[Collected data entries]
## Begin
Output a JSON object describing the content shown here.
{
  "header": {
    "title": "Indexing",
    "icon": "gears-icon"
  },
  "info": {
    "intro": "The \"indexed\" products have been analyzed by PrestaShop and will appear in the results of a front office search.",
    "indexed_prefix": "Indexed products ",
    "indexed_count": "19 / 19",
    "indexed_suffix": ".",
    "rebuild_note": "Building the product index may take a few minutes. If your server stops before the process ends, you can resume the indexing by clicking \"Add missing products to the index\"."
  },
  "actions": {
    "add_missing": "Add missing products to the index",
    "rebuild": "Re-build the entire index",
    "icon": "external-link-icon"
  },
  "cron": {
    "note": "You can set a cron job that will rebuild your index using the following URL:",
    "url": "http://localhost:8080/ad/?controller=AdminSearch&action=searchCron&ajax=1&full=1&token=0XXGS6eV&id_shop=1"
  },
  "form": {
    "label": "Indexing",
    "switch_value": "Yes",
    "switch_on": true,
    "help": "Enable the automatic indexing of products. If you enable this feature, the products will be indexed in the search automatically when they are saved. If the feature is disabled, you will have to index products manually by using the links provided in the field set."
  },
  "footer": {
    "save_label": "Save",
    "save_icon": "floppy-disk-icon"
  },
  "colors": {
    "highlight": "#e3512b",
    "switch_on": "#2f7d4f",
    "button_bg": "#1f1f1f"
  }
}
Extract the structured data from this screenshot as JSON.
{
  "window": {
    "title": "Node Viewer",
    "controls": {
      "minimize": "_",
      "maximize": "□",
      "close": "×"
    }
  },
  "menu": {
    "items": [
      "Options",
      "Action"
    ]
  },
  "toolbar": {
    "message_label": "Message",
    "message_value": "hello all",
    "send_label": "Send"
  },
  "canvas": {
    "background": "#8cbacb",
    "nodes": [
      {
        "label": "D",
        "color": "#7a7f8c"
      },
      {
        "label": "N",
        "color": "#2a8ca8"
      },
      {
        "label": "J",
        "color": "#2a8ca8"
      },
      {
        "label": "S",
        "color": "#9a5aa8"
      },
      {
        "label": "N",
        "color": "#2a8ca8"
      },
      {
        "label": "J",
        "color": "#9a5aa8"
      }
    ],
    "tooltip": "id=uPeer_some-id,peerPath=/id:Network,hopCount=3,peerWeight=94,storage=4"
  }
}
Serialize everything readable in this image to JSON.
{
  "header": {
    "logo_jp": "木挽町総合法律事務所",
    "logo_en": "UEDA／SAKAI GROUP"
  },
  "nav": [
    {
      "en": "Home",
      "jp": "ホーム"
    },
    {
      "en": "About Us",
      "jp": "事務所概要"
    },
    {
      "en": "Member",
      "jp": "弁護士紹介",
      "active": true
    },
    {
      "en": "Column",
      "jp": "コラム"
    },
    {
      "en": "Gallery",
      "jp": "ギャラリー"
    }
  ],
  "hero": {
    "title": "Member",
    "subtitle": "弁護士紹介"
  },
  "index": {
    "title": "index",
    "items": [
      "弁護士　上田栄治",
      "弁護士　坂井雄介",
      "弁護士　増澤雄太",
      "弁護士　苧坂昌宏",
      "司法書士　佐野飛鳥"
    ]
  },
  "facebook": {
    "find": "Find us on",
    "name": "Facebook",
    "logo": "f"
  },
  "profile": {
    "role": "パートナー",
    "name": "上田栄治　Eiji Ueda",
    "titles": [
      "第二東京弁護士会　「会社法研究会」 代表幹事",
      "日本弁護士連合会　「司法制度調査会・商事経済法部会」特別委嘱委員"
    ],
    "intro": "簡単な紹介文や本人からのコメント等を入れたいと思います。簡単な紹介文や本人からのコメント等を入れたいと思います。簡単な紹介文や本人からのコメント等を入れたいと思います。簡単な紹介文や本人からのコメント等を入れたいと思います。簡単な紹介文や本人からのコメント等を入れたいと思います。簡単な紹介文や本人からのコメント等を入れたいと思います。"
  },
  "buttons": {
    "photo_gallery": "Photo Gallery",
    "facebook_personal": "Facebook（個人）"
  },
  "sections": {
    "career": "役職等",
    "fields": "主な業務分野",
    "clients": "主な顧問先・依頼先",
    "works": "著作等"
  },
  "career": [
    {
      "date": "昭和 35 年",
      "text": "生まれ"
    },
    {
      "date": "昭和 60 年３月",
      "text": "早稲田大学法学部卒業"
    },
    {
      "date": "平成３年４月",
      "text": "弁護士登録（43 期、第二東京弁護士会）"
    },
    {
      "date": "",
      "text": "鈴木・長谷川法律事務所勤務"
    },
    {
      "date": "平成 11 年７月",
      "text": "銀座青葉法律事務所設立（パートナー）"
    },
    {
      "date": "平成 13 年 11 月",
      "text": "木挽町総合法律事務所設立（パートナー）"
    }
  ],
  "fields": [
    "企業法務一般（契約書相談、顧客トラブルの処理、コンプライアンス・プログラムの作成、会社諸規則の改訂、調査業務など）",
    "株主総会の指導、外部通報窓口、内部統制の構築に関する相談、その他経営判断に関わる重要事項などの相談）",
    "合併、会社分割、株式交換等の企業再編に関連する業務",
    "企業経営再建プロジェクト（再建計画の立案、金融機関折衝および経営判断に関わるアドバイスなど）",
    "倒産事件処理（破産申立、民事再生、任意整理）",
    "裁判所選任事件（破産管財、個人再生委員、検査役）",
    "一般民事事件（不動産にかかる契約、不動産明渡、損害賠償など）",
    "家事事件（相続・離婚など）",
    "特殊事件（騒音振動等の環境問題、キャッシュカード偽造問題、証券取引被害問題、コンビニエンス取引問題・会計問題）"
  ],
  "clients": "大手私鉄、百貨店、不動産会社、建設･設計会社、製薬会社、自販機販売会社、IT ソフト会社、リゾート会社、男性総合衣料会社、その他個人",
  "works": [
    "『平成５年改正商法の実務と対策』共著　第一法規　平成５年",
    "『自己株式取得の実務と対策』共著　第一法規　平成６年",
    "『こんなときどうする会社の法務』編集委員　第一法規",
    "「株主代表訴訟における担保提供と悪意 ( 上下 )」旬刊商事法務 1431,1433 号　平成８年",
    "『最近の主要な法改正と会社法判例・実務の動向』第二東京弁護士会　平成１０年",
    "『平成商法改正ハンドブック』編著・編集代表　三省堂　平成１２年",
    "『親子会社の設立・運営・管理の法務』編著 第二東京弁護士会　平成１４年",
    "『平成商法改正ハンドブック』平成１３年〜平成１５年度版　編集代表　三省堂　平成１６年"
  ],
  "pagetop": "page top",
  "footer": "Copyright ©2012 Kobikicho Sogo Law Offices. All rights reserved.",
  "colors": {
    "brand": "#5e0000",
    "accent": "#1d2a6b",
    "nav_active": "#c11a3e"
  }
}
## End
== PROBLEM DESCRIPTION ==
Read the entries and select each line where the word "this" is found.

== COMPLETED EXERCISE ==
    "help": "Enable the automatic indexing of products. If you enable this feature, the products will be indexed in the search automatically when they are saved. If the feature is disabled, you will have to index products manually by using the links provided in the field set."
Extract the structured data from this screenshot as JSON.
Serialize everything readable in this image to JSON.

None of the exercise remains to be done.